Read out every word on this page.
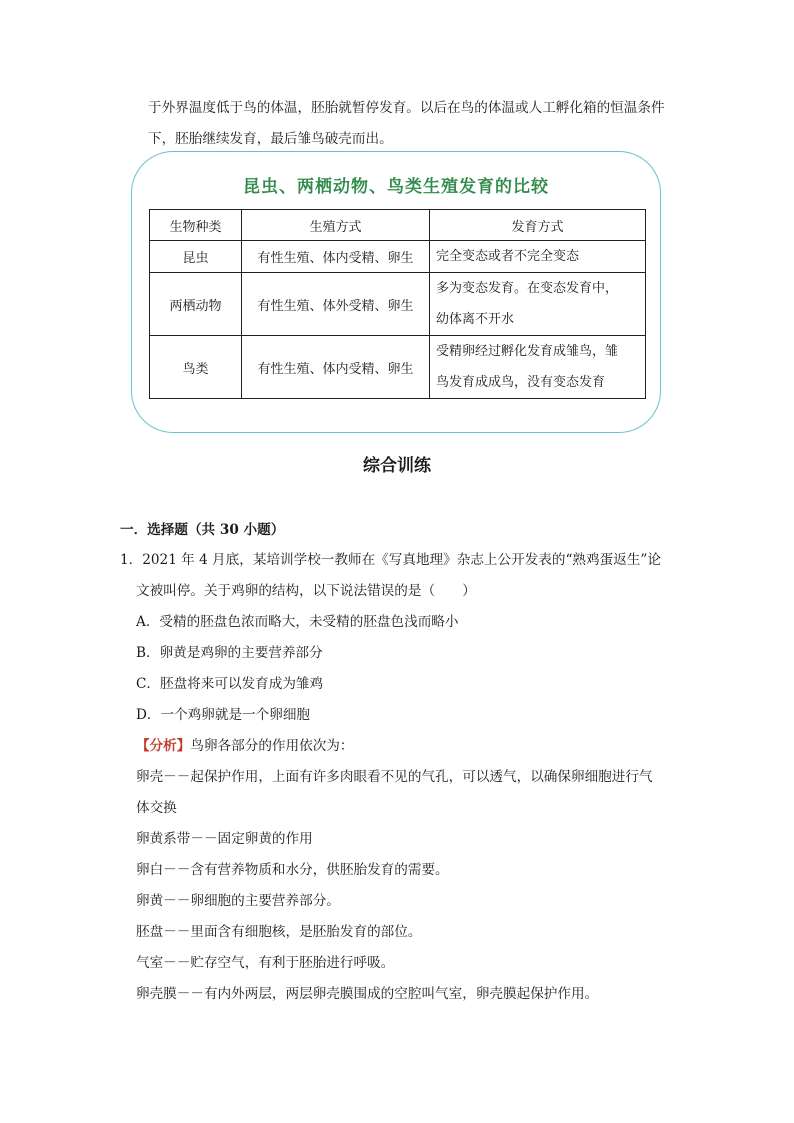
于外界温度低于鸟的体温，胚胎就暂停发育。以后在鸟的体温或人工孵化箱的恒温条件

下，胚胎继续发育，最后雏鸟破壳而出。

昆虫、两栖动物、鸟类生殖发育的比较
生物种类	生殖方式	发育方式
昆虫	有性生殖、体内受精、卵生	完全变态或者不完全变态

两栖动物	有性生殖、体外受精、卵生	多为变态发育。在变态发育中，
幼体离不开水

鸟类	有性生殖、体内受精、卵生	受精卵经过孵化发育成雏鸟，雏
鸟发育成成鸟，没有变态发育
综合训练
一．选择题（共 30 小题）

1．2021 年 4 月底，某培训学校一教师在《写真地理》杂志上公开发表的“熟鸡蛋返生”论

文被叫停。关于鸡卵的结构，以下说法错误的是（　　）

A．受精的胚盘色浓而略大，未受精的胚盘色浅而略小

B．卵黄是鸡卵的主要营养部分

C．胚盘将来可以发育成为雏鸡

D．一个鸡卵就是一个卵细胞

【分析】鸟卵各部分的作用依次为：

卵壳－－起保护作用，上面有许多肉眼看不见的气孔，可以透气，以确保卵细胞进行气

体交换

卵黄系带－－固定卵黄的作用

卵白－－含有营养物质和水分，供胚胎发育的需要。

卵黄－－卵细胞的主要营养部分。

胚盘－－里面含有细胞核，是胚胎发育的部位。

气室－－贮存空气，有利于胚胎进行呼吸。

卵壳膜－－有内外两层，两层卵壳膜围成的空腔叫气室，卵壳膜起保护作用。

§

- **GIVEN EXERCISE**
Repeat the preceding records precisely, and leave every picture out of the copy.

- **SOLUTION TO THIS TASK**
Read out every word on this page.
于外界温度低于鸟的体温，胚胎就暂停发育。以后在鸟的体温或人工孵化箱的恒温条件

下，胚胎继续发育，最后雏鸟破壳而出。

昆虫、两栖动物、鸟类生殖发育的比较
生物种类	生殖方式	发育方式
昆虫	有性生殖、体内受精、卵生	完全变态或者不完全变态

两栖动物	有性生殖、体外受精、卵生	多为变态发育。在变态发育中，
幼体离不开水

鸟类	有性生殖、体内受精、卵生	受精卵经过孵化发育成雏鸟，雏
鸟发育成成鸟，没有变态发育
综合训练
一．选择题（共 30 小题）

1．2021 年 4 月底，某培训学校一教师在《写真地理》杂志上公开发表的“熟鸡蛋返生”论

文被叫停。关于鸡卵的结构，以下说法错误的是（　　）

A．受精的胚盘色浓而略大，未受精的胚盘色浅而略小

B．卵黄是鸡卵的主要营养部分

C．胚盘将来可以发育成为雏鸡

D．一个鸡卵就是一个卵细胞

【分析】鸟卵各部分的作用依次为：

卵壳－－起保护作用，上面有许多肉眼看不见的气孔，可以透气，以确保卵细胞进行气

体交换

卵黄系带－－固定卵黄的作用

卵白－－含有营养物质和水分，供胚胎发育的需要。

卵黄－－卵细胞的主要营养部分。

胚盘－－里面含有细胞核，是胚胎发育的部位。

气室－－贮存空气，有利于胚胎进行呼吸。

卵壳膜－－有内外两层，两层卵壳膜围成的空腔叫气室，卵壳膜起保护作用。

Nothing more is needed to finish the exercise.